### What you should do
Go through the data below and gather each line containing "that".

Start of Supplied records

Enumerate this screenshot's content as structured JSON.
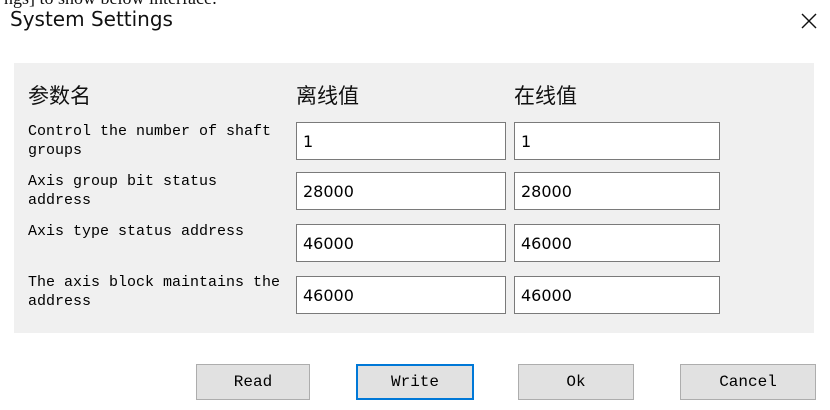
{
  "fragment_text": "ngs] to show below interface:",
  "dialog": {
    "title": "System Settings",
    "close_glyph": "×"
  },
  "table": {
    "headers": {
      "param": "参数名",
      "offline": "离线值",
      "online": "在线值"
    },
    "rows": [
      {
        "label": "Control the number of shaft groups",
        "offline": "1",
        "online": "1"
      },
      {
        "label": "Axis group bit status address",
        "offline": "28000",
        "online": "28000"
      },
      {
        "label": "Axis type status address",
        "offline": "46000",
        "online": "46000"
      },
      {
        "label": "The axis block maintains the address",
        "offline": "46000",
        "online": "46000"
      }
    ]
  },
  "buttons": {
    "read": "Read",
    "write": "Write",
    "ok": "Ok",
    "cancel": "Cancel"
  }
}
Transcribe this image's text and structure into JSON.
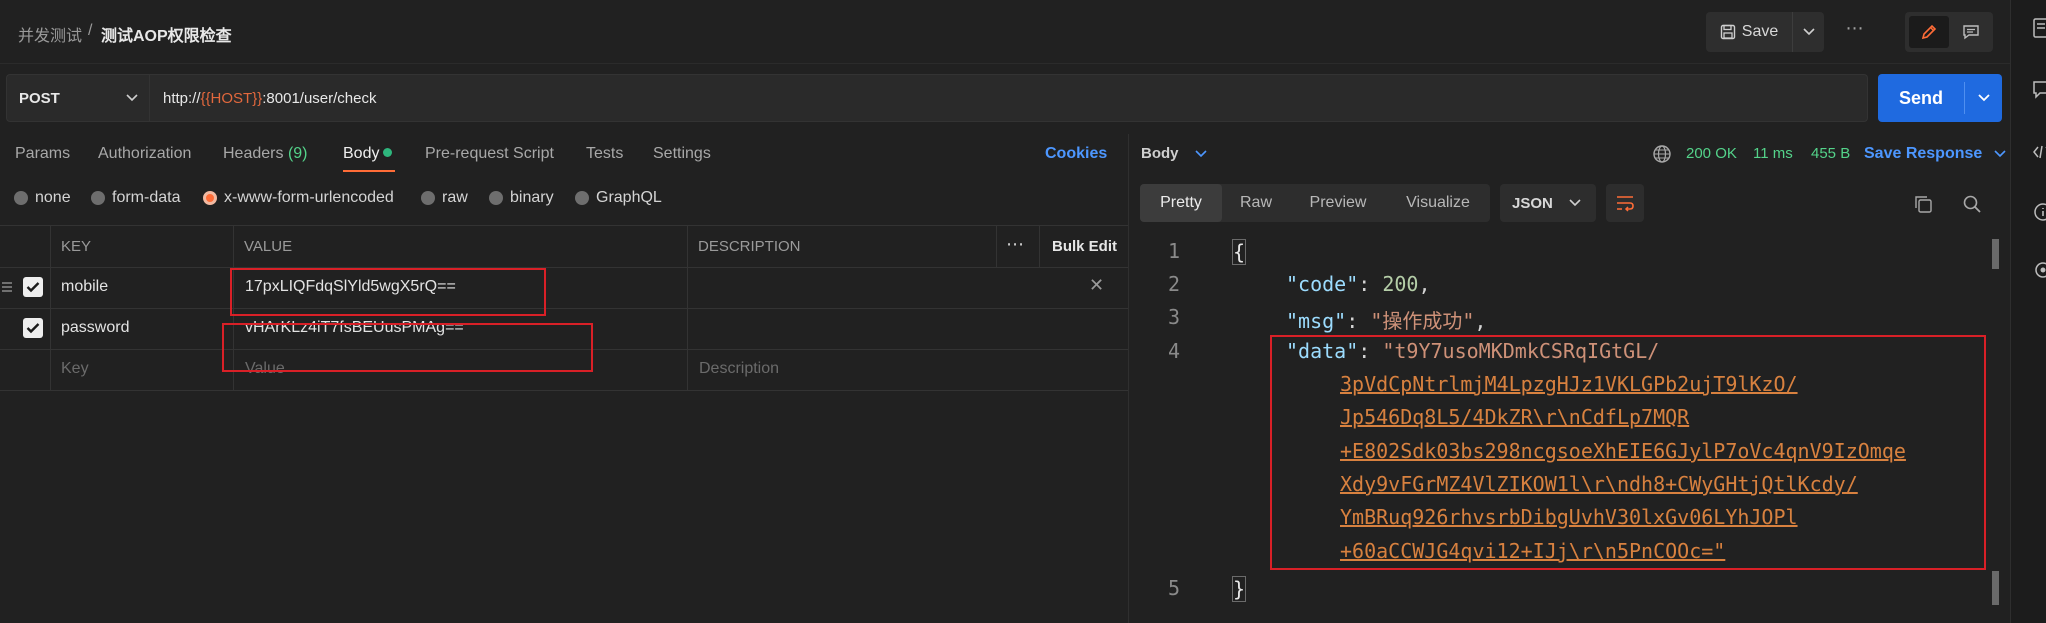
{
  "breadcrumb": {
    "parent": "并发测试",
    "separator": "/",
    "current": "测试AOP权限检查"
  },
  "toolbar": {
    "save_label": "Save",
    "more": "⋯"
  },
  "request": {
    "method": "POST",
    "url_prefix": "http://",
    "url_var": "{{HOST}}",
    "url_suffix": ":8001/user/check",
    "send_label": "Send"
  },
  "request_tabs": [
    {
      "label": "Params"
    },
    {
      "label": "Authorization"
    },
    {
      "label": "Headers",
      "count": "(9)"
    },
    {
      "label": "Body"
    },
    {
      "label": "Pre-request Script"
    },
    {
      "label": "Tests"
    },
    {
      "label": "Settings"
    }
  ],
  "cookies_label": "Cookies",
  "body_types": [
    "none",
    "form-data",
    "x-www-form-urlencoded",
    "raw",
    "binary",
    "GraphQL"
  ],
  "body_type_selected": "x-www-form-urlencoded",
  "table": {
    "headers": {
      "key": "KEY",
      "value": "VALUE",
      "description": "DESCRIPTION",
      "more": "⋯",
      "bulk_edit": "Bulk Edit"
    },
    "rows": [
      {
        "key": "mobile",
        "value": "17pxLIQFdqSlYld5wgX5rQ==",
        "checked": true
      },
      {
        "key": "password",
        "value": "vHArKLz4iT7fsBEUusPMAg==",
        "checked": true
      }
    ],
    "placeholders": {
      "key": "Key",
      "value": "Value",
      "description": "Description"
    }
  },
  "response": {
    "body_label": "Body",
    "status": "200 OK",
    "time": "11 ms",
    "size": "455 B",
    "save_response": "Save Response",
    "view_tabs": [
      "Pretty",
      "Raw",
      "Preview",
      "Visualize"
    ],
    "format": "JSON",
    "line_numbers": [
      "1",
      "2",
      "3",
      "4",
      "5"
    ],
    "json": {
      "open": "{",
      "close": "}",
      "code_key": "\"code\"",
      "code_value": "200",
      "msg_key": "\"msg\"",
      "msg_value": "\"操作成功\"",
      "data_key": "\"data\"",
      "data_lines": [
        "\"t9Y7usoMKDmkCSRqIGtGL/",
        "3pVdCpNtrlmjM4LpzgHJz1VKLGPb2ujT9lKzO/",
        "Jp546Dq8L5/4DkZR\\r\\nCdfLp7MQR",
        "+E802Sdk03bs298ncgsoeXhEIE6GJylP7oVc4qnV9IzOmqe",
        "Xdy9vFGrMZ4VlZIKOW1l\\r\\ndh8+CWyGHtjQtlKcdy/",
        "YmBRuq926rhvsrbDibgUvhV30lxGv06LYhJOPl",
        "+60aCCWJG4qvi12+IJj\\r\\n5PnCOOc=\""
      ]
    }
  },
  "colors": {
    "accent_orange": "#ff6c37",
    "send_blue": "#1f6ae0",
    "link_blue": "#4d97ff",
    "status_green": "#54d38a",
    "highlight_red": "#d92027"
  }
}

End of Supplied records
Start of Supplied records

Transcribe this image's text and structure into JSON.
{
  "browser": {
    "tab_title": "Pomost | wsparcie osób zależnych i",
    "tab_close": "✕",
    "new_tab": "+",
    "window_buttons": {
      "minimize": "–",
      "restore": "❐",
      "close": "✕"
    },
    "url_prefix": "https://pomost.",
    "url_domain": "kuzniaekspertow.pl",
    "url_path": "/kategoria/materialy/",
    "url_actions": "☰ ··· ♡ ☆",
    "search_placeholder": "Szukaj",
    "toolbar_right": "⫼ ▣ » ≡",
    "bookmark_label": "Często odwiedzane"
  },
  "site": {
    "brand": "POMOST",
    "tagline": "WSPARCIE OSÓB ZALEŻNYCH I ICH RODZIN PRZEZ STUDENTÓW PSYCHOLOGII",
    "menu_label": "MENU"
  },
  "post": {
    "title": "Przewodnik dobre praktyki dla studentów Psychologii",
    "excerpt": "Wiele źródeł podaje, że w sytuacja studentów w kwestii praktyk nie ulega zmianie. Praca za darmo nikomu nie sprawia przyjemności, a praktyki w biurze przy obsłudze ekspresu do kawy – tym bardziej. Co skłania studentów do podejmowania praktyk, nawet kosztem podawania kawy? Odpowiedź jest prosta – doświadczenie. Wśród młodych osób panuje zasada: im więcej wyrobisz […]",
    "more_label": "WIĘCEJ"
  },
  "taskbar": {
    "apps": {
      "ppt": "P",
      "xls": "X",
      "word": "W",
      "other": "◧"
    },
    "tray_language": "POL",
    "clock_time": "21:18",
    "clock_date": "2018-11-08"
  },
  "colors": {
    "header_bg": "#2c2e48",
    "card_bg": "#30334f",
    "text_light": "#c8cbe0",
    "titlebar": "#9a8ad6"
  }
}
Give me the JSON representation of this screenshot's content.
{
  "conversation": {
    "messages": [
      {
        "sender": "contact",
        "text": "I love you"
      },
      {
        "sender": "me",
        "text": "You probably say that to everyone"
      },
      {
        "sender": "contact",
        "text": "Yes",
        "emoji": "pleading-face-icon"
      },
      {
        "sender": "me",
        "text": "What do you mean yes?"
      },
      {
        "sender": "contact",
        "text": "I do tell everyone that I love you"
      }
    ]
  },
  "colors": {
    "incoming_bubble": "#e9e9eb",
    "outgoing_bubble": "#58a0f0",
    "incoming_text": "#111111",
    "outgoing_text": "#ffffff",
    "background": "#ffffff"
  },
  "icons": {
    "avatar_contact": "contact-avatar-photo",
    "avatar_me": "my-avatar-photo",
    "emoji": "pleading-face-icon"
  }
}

End of Supplied records

### Result
        "text": "You probably say that to everyone"
        "text": "I do tell everyone that I love you"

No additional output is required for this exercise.